Enumere, según el fragmento del documento sobre la corrupción en Latinoamérica, a quiénes atribuye la culpa el discurso de los gobiernos autodenominados progresistas o socialistas del siglo XXI.

● **FRAGMENTO DEL DOCUMENTO**:
◇ ◇ ◇
Brasil en la mira por Jorge Sanz

La corrupción es un mal que cuando penetra en una sociedad es muy difícil de erradicar y ella entra cuando las personas pierden la vergüenza, las sociedades actúan fuera de la moral y los instrumentos del Estado se flexibilizan a tal rango que pasan a ser porosos o indolentes.

Pareciera que eso es lo que nos está pasando en Latinoamérica. Todos aquellos gobiernos autodenominados progresistas o socialistas del siglo XXI, se encuentran atrapados en las redes de la corrupción y manejando un discurso relativista y permanente, en que el denominador común es la culpa del otro, entiéndase la oposición, el imperio, los antipatriotas, los capitalistas, la oligarquía, etc. y con ello es poco lo que se soluciona. La justicia en muchos casos no actúa, actúa selectivamente o es obstaculizada en su actuar como en el caso de Brasil, en que el ex Presidente Lula, del partido de los trabajadores, se encuentra atrapado en problemas de corrupción y su sucesora y “delfín” lo ha blindado ante la justicia al ofrecerle un cargo de Ministro de Estado, lo que aparece como una burla, una vergüenza y una falta de entereza del ex Presidente.

Lo anterior, que es sólo una descripción de lo que sucede, se agrava cuando estos mismos líderes han desarrollado un discurso moral, mesiánico, desde lo alto del Olimpo, autocomplaciente y agresivo, sin un atisbo de asumir su responsabilidad y destruyendo gravemente la confianza en la política por un enriquecimiento compulsivo e inmoral.

Brasil es el ejemplo: millones de personas en la calle pidiendo justicia y la Presidenta actúa en contra de esa solicitud popular blindando al principal acusado, el otrora líder de los trabajadores. Definitivamente, la ambición ha roto las condiciones básicas del contrato social y los responsables no se han dado cuenta; hay que avisarles.
◇ ◇ ◇
● **ÍTEMS DEL CONJUNTO**:
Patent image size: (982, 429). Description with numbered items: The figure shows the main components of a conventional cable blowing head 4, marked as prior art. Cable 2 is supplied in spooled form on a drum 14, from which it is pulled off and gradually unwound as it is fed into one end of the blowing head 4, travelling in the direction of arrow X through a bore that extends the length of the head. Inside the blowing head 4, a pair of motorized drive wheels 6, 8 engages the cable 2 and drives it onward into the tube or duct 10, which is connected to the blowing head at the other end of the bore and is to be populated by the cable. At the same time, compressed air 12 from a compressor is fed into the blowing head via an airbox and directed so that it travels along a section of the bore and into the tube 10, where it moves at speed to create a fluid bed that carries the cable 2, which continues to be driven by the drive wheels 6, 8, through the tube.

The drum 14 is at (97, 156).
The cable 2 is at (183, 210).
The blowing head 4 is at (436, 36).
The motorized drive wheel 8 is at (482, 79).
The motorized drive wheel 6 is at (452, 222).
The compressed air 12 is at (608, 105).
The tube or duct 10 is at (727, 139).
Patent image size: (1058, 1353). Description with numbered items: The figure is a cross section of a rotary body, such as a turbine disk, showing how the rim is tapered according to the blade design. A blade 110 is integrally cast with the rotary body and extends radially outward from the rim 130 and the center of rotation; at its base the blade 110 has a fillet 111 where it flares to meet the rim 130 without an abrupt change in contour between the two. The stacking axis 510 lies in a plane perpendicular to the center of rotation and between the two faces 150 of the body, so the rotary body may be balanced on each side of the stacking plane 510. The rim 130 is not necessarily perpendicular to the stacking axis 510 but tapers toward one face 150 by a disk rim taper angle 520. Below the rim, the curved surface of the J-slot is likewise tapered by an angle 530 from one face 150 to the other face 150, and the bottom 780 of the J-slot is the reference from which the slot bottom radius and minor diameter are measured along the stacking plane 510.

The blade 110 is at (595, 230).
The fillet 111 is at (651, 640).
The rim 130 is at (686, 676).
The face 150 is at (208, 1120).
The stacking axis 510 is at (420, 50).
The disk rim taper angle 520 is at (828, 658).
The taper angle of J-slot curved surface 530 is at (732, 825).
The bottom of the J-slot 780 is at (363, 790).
◇ ◇ ◇
● **RESPUESTA ESPERADA**:
- la oposición
- el imperio
- los antipatriotas
- los capitalistas
- la oligarquía